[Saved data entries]
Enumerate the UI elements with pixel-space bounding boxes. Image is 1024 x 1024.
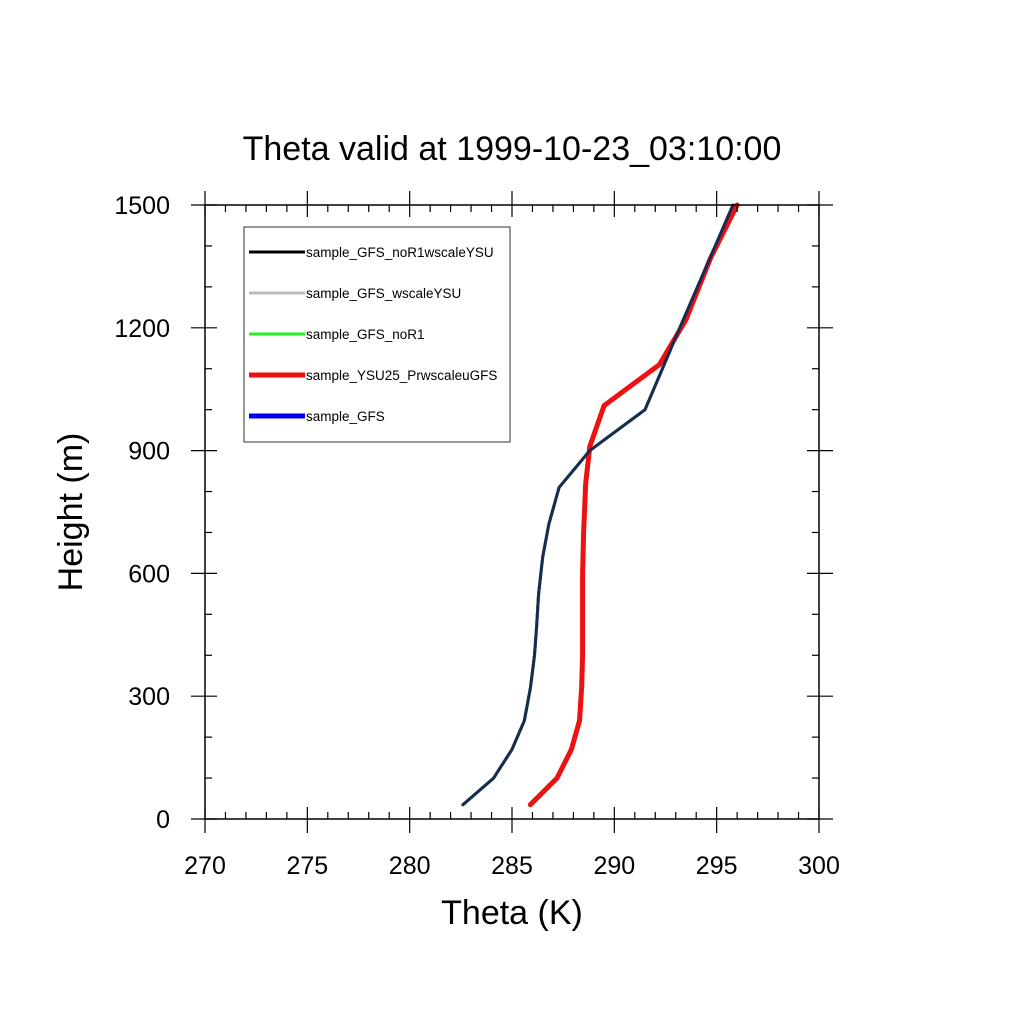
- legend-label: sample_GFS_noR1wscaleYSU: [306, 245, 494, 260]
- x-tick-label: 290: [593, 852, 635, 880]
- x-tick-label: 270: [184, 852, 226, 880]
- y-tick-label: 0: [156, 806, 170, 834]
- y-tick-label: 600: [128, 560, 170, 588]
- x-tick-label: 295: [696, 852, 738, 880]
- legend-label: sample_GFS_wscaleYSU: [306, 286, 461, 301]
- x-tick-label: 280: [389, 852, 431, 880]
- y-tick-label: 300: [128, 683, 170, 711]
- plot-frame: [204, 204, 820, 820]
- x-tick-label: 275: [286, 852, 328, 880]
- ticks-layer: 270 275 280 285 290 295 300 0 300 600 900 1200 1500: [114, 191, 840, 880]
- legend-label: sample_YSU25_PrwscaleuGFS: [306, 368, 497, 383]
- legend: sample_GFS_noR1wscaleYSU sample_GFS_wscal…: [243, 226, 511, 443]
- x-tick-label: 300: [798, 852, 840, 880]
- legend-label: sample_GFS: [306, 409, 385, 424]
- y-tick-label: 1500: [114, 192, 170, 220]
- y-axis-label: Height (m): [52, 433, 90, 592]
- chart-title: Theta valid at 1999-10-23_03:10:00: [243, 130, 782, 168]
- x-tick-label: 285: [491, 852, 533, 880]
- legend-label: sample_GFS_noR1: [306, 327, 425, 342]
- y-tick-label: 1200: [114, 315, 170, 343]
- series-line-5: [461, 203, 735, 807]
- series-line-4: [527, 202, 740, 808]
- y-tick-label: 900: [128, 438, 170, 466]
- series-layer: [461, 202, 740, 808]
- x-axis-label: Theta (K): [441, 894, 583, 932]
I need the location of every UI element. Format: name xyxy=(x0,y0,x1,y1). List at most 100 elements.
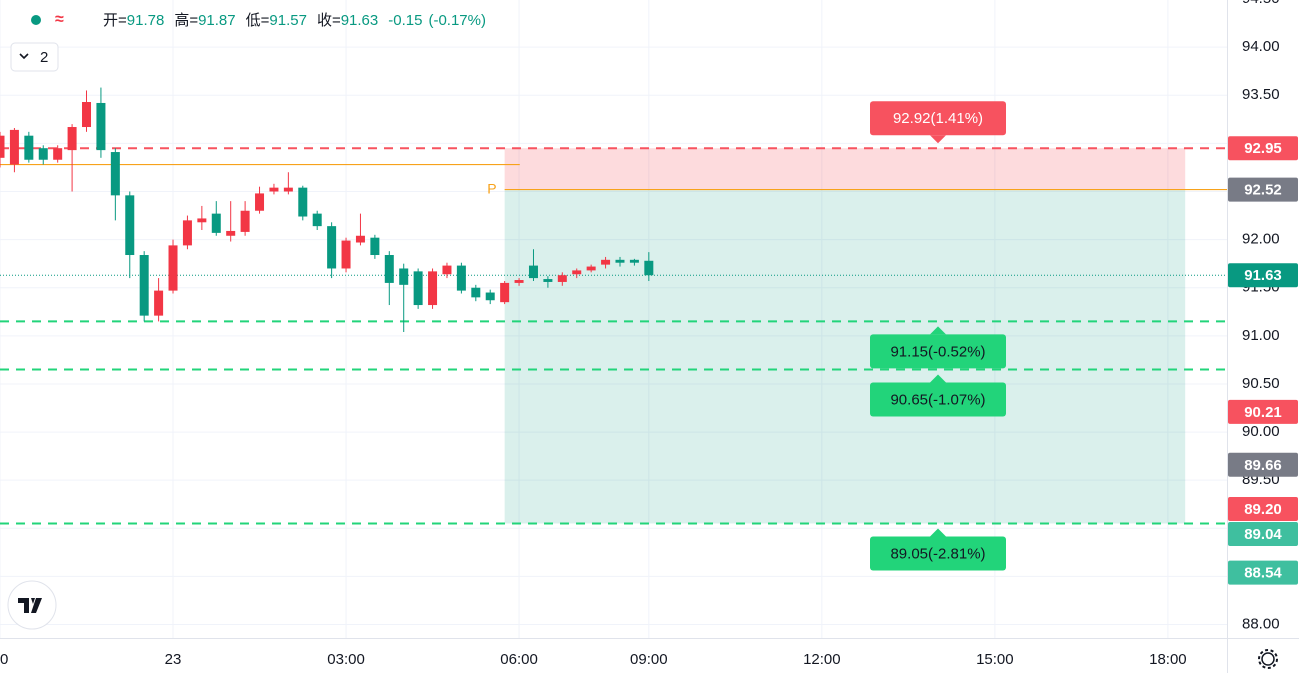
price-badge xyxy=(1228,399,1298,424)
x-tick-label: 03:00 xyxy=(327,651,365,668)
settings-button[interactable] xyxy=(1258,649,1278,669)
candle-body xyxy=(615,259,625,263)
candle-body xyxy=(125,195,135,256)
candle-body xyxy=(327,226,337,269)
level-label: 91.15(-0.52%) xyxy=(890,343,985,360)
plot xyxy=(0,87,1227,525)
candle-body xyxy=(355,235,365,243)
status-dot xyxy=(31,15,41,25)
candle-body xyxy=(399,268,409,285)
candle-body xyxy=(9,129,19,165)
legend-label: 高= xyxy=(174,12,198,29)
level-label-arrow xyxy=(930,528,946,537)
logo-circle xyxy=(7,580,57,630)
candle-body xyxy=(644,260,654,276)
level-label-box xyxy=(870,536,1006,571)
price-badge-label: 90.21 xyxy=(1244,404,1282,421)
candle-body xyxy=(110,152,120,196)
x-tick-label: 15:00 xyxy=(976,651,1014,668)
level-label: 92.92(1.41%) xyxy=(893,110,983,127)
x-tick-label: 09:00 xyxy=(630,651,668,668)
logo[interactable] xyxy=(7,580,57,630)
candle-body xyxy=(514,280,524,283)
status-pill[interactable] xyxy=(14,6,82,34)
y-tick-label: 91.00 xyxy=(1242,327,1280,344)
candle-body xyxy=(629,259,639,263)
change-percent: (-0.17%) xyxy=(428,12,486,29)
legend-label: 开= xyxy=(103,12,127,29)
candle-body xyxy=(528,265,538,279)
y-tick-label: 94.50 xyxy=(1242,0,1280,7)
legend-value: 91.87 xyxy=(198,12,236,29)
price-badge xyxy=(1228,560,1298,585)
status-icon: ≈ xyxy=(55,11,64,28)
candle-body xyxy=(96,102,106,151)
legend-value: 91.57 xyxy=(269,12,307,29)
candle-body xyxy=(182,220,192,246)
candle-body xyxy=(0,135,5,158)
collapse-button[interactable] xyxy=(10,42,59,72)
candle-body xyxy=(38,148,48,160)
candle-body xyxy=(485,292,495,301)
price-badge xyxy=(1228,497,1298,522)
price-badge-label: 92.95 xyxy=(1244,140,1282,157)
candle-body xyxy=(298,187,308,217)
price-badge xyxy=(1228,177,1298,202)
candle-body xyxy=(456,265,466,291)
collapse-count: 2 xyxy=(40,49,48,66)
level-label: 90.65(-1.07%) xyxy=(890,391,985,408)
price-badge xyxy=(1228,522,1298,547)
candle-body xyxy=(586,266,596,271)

> _Task_: Could you reproduce all of the data above line for line, leaving the pictures out?

> _Exercise output_:
Enumerate the UI elements with pixel-space bounding boxes. Image is 1024 x 1024.
- legend-label: sample_GFS_noR1wscaleYSU: [306, 245, 494, 260]
- x-tick-label: 290: [593, 852, 635, 880]
- x-tick-label: 270: [184, 852, 226, 880]
- y-tick-label: 0: [156, 806, 170, 834]
- y-tick-label: 600: [128, 560, 170, 588]
- x-tick-label: 295: [696, 852, 738, 880]
- legend-label: sample_GFS_wscaleYSU: [306, 286, 461, 301]
- x-tick-label: 280: [389, 852, 431, 880]
- y-tick-label: 300: [128, 683, 170, 711]
- plot-frame: [204, 204, 820, 820]
- x-tick-label: 275: [286, 852, 328, 880]
- ticks-layer: 270 275 280 285 290 295 300 0 300 600 900 1200 1500: [114, 191, 840, 880]
- legend-label: sample_YSU25_PrwscaleuGFS: [306, 368, 497, 383]
- legend: sample_GFS_noR1wscaleYSU sample_GFS_wscal…: [243, 226, 511, 443]
- x-tick-label: 300: [798, 852, 840, 880]
- legend-label: sample_GFS: [306, 409, 385, 424]
- y-tick-label: 1500: [114, 192, 170, 220]
- y-axis-label: Height (m): [52, 433, 90, 592]
- chart-title: Theta valid at 1999-10-23_03:10:00: [243, 130, 782, 168]
- x-tick-label: 285: [491, 852, 533, 880]
- legend-label: sample_GFS_noR1: [306, 327, 425, 342]
- y-tick-label: 1200: [114, 315, 170, 343]
- series-line-5: [461, 203, 735, 807]
- series-line-4: [527, 202, 740, 808]
- y-tick-label: 900: [128, 438, 170, 466]
- series-layer: [461, 202, 740, 808]
- x-axis-label: Theta (K): [441, 894, 583, 932]
I need the location of every UI element. Format: name xyxy=(x0,y0,x1,y1). List at most 100 elements.
price-badge xyxy=(1228,399,1298,424)
x-tick-label: 03:00 xyxy=(327,651,365,668)
settings-button[interactable] xyxy=(1258,649,1278,669)
candle-body xyxy=(615,259,625,263)
candle-body xyxy=(125,195,135,256)
candle-body xyxy=(327,226,337,269)
level-label: 91.15(-0.52%) xyxy=(890,343,985,360)
plot xyxy=(0,87,1227,525)
candle-body xyxy=(355,235,365,243)
status-dot xyxy=(31,15,41,25)
candle-body xyxy=(399,268,409,285)
candle-body xyxy=(9,129,19,165)
legend-label: 高= xyxy=(174,12,198,29)
level-label-arrow xyxy=(930,528,946,537)
logo-circle xyxy=(7,580,57,630)
candle-body xyxy=(644,260,654,276)
level-label-box xyxy=(870,536,1006,571)
price-badge-label: 90.21 xyxy=(1244,404,1282,421)
candle-body xyxy=(110,152,120,196)
x-tick-label: 15:00 xyxy=(976,651,1014,668)
level-label: 92.92(1.41%) xyxy=(893,110,983,127)
x-tick-label: 09:00 xyxy=(630,651,668,668)
logo[interactable] xyxy=(7,580,57,630)
candle-body xyxy=(514,280,524,283)
status-pill[interactable] xyxy=(14,6,82,34)
y-tick-label: 91.00 xyxy=(1242,327,1280,344)
candle-body xyxy=(629,259,639,263)
change-percent: (-0.17%) xyxy=(428,12,486,29)
legend-label: 开= xyxy=(103,12,127,29)
candle-body xyxy=(528,265,538,279)
y-tick-label: 94.50 xyxy=(1242,0,1280,7)
legend-value: 91.87 xyxy=(198,12,236,29)
price-badge xyxy=(1228,560,1298,585)
status-icon: ≈ xyxy=(55,11,64,28)
candle-body xyxy=(96,102,106,151)
legend-value: 91.57 xyxy=(269,12,307,29)
candle-body xyxy=(182,220,192,246)
candle-body xyxy=(0,135,5,158)
collapse-button[interactable] xyxy=(10,42,59,72)
candle-body xyxy=(38,148,48,160)
candle-body xyxy=(485,292,495,301)
price-badge xyxy=(1228,497,1298,522)
price-badge-label: 92.95 xyxy=(1244,140,1282,157)
candle-body xyxy=(298,187,308,217)
price-badge xyxy=(1228,177,1298,202)
candle-body xyxy=(456,265,466,291)
collapse-count: 2 xyxy=(40,49,48,66)
level-label: 90.65(-1.07%) xyxy=(890,391,985,408)
price-badge xyxy=(1228,522,1298,547)
candle-body xyxy=(586,266,596,271)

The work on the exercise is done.